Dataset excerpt
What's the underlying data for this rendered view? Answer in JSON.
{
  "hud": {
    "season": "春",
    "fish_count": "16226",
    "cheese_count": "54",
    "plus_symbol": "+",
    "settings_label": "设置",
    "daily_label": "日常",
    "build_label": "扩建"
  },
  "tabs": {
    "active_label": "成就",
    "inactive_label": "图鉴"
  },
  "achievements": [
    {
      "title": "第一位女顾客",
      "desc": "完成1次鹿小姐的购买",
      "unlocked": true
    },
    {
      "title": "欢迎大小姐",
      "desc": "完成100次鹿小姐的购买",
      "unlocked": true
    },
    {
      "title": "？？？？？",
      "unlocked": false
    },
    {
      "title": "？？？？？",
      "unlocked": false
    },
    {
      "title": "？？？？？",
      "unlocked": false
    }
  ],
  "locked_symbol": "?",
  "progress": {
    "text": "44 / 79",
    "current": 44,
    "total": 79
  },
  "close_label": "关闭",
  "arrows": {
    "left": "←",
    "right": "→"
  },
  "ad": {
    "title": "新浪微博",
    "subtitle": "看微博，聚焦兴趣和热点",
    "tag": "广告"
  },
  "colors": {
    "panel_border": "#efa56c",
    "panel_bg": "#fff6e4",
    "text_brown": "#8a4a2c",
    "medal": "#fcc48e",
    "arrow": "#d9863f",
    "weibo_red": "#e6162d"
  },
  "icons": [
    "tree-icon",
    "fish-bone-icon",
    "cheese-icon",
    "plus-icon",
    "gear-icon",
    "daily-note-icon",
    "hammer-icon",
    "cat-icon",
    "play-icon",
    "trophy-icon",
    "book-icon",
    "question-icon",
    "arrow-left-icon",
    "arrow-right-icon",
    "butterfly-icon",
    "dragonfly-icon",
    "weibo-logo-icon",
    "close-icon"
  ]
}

**Instructions to follow:**
Transcribe every entry verbatim.

**Solution to the problem:**
What's the underlying data for this rendered view? Answer in JSON.
{
  "hud": {
    "season": "春",
    "fish_count": "16226",
    "cheese_count": "54",
    "plus_symbol": "+",
    "settings_label": "设置",
    "daily_label": "日常",
    "build_label": "扩建"
  },
  "tabs": {
    "active_label": "成就",
    "inactive_label": "图鉴"
  },
  "achievements": [
    {
      "title": "第一位女顾客",
      "desc": "完成1次鹿小姐的购买",
      "unlocked": true
    },
    {
      "title": "欢迎大小姐",
      "desc": "完成100次鹿小姐的购买",
      "unlocked": true
    },
    {
      "title": "？？？？？",
      "unlocked": false
    },
    {
      "title": "？？？？？",
      "unlocked": false
    },
    {
      "title": "？？？？？",
      "unlocked": false
    }
  ],
  "locked_symbol": "?",
  "progress": {
    "text": "44 / 79",
    "current": 44,
    "total": 79
  },
  "close_label": "关闭",
  "arrows": {
    "left": "←",
    "right": "→"
  },
  "ad": {
    "title": "新浪微博",
    "subtitle": "看微博，聚焦兴趣和热点",
    "tag": "广告"
  },
  "colors": {
    "panel_border": "#efa56c",
    "panel_bg": "#fff6e4",
    "text_brown": "#8a4a2c",
    "medal": "#fcc48e",
    "arrow": "#d9863f",
    "weibo_red": "#e6162d"
  },
  "icons": [
    "tree-icon",
    "fish-bone-icon",
    "cheese-icon",
    "plus-icon",
    "gear-icon",
    "daily-note-icon",
    "hammer-icon",
    "cat-icon",
    "play-icon",
    "trophy-icon",
    "book-icon",
    "question-icon",
    "arrow-left-icon",
    "arrow-right-icon",
    "butterfly-icon",
    "dragonfly-icon",
    "weibo-logo-icon",
    "close-icon"
  ]
}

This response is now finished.